• _INSTRUKSI 1_:
Menurut teks tentang wudhu, air dari mana yang dipakai untuk membersihkan hati Nabi Muhammad SAW?
• _INSTRUKSI 2_:
Kutip dari teks tentang wudhu bagian yang dimulai dengan "Kelihatannya" dan berlanjut hingga "menghadap Allah SWT.".
• _INSTRUKSI 3_:
Dalam ayat QS. Al Maaidah : 6 yang dikutip pada teks tentang wudhu, sebutkan semua keadaan yang dirangkai dengan kata "atau" sebelum frasa "lalu kamu tidak memperoleh air".

• _POTONGAN TEKS_:
###
Kelihatannya
sepele, sih.
Berwudhu
sangat berkaitan dengan yang namanya ‘mensucikan’ hati. Bukan sekedar mensucikan fisik belaka. Kenapa?
Saya jadi teringat sebelum terjadinya peristiwa Isra’ dan Mi’raj yang
mengajarkan kita tentang kondisi kejiwaan beliau sebelum menghadap Allah SWT.
Yang
dibersihkan pada peristiwa itu adalah “hati” Nabi Muhammad SAW dengan air yang
berasal dari sumur zam-zam dari segala “kekotoran yang merusak” dan mengisinya
dengan
“kebaikan-kebaikan”. Peristiwa ini
mengisyaratkan agar kita bisa khusyuk saat menghadap Allah SWT, menghadap
dengan hati yang bersih, agar niat kita menjadi mantab menyengajakan perbuatan
tingkah laku kita hanya kepada Allah SWT.
Barangkali,
itu pula yang menjadikan bersuci pada bab pertama dalam pelajaran ilmu fiqih
(menurut saya, sih. Nggak tahu kalau ada
pendapat yang lain).
Barangkali
ada pertanyaan, kenapa tidak mandi saja? Kan lebih bersih?... Nah dari sini
saya punya pendapat, ternyata berwudhu lebih bermakna pada pen’suci’an jiwa
kita. Lebih pada makna mensucikan jiwa ketimbang
raga. Lihat saja, kenapa kita harus
membersihkan muka, lengan (tangan sampai siku), kepala, sampai dengan mata
kaki. Anggota badan yang dibersihkan
tidak terkait langsung dengan hadast raga.
Hai
orang-orang yang beriman, apabila kamu hendak mengerjakan shalat, maka basuhlah
mukamu dan tanganmu sampai dengan siku, dan sapulah kepalamu dan kakimu sampai dengan kedua mata kaki, dan
jika kamu junub maka mandilah, dan jika kamu sakit atau dalam perjalanan atau kembali dari
tempat buang air atau menyentuh perempuan, lalu kamu tidak memperoleh air,
maka bertayammumlah dengan tanah yang baik ; sapulah mukamu dan tanganmu dengan
tanah itu. Allah tidak hendak menyulitkan kamu, tetapi Dia hendak membersihkan
kamu dan menyempurnakan ni'mat-Nya bagimu, supaya kamu bersyukur.(QS. Al
Maaidah : 6)
###
• _KUTIPAN SUMBER_:
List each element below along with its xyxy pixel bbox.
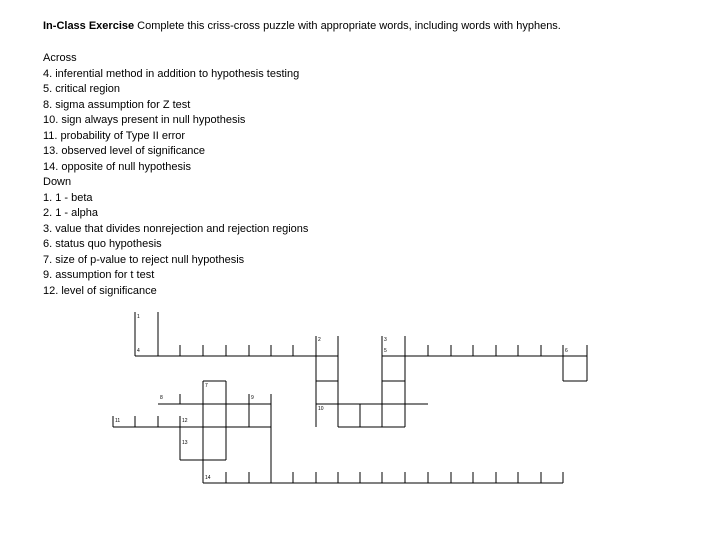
###
• _JAWABAN TUGAS 1_:
Air yang berasal dari sumur zam-zam.

• _JAWABAN TUGAS 2_:
Kelihatannya
sepele, sih.
Berwudhu
sangat berkaitan dengan yang namanya ‘mensucikan’ hati. Bukan sekedar mensucikan fisik belaka. Kenapa?
Saya jadi teringat sebelum terjadinya peristiwa Isra’ dan Mi’raj yang
mengajarkan kita tentang kondisi kejiwaan beliau sebelum menghadap Allah SWT.

• _JAWABAN TUGAS 3_:
- sakit
- dalam perjalanan
- kembali dari tempat buang air
- menyentuh perempuan